## [EXERCISE REQUIREMENTS]
Find every line in the records below that holds the word "hand", and copy each one.

>> START DATA EXCERPTS

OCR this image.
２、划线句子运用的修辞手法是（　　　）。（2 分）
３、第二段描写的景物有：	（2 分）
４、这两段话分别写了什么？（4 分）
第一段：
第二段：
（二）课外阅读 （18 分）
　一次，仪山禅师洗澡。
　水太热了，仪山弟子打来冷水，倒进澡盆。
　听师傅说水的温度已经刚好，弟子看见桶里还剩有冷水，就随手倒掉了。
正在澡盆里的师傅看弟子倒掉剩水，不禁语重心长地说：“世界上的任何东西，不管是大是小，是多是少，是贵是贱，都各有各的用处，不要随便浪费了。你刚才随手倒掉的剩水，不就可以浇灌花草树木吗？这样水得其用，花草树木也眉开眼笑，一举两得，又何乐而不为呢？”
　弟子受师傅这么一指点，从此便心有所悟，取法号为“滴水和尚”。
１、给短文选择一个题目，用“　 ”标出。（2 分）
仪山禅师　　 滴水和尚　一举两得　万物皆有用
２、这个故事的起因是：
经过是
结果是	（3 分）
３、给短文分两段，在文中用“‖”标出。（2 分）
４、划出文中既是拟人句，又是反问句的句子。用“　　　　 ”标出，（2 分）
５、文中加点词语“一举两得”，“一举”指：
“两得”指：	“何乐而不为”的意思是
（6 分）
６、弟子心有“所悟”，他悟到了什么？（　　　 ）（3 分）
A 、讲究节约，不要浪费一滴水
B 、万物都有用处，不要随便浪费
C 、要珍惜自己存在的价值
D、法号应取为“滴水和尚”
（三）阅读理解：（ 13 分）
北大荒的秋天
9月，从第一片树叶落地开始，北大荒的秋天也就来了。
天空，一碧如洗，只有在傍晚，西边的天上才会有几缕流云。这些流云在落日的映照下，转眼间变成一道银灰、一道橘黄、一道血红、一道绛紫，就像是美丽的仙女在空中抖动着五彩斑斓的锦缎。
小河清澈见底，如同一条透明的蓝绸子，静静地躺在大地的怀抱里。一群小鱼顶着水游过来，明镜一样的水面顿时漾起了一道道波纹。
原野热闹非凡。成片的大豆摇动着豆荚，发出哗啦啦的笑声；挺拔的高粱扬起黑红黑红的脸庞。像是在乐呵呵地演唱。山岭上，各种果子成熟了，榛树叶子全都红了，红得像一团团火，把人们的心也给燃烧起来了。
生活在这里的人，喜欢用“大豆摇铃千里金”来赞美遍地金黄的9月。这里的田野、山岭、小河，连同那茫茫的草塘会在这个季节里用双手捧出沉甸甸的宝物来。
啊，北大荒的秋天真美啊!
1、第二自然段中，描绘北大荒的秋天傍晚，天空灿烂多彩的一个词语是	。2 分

>> END DATA EXCERPTS
>> START DATA EXCERPTS

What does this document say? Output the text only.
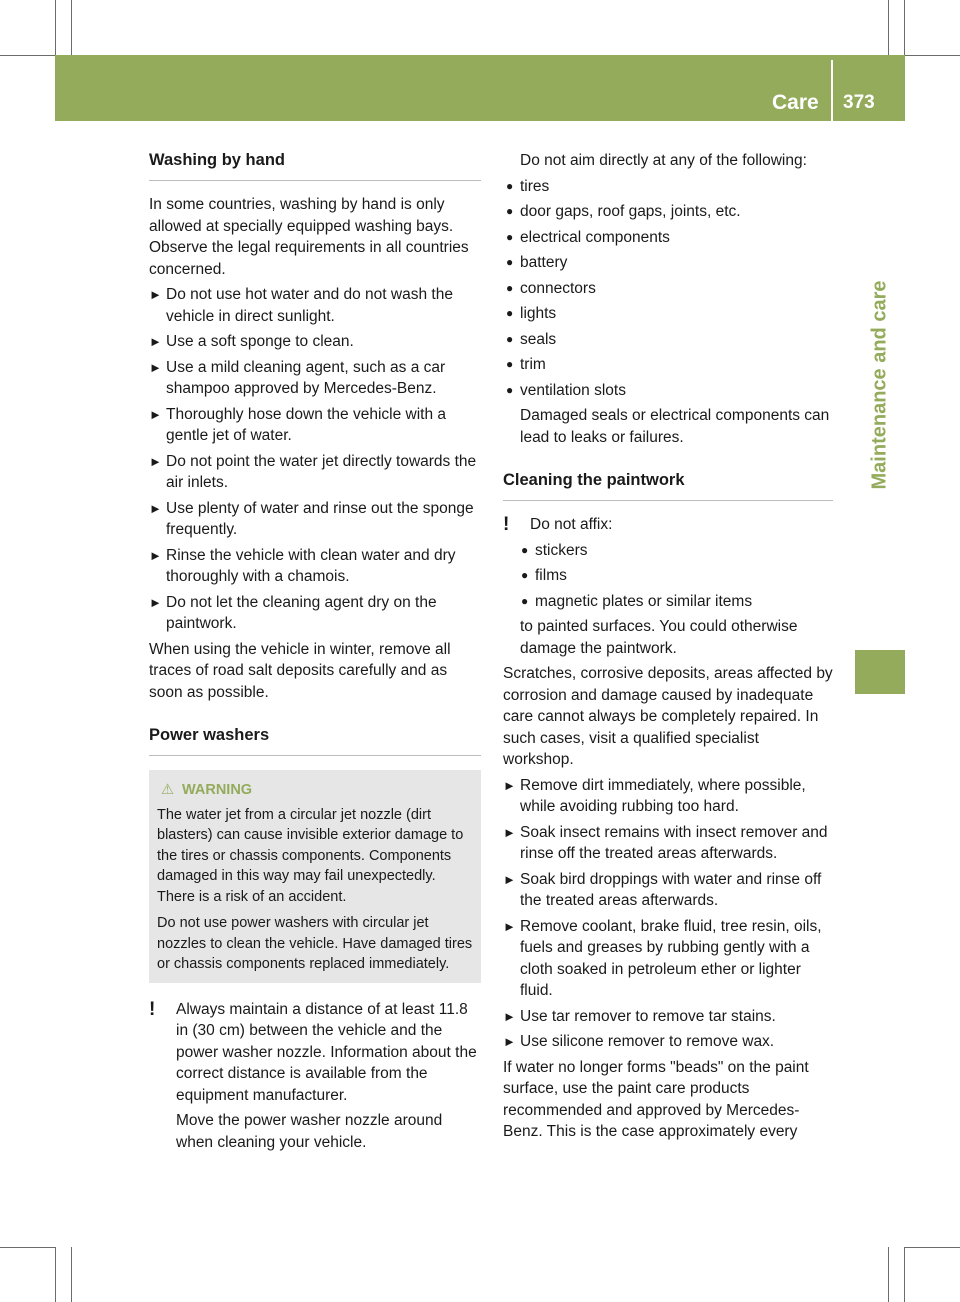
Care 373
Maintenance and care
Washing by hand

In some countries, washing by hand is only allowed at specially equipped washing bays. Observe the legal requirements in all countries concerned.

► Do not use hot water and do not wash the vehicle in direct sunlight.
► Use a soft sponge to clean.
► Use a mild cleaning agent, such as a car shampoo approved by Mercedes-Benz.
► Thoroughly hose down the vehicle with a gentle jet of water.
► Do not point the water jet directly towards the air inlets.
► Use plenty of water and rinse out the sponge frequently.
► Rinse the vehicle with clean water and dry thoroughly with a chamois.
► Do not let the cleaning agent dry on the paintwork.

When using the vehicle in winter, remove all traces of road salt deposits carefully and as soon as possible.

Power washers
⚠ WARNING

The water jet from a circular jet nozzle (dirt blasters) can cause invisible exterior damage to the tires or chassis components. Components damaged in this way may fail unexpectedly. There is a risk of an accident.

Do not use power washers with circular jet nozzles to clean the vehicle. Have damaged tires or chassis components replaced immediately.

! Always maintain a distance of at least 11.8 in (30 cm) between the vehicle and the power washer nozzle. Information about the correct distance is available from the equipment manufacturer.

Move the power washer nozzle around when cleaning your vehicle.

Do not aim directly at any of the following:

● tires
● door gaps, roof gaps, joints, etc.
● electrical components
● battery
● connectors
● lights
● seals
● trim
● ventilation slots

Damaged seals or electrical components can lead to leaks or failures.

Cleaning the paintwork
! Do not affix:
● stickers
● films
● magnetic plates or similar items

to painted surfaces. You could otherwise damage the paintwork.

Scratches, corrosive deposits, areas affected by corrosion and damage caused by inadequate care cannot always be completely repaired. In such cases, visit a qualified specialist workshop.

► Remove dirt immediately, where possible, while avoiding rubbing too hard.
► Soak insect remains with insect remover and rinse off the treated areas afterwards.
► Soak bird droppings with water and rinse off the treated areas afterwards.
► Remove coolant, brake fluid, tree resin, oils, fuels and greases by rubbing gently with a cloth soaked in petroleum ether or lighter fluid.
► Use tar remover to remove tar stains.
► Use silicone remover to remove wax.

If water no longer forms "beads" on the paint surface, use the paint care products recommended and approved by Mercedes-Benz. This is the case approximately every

>> END DATA EXCERPTS

## [EXERCISE ANSWER]
Washing by hand
In some countries, washing by hand is only allowed at specially equipped washing bays. Observe the legal requirements in all countries concerned.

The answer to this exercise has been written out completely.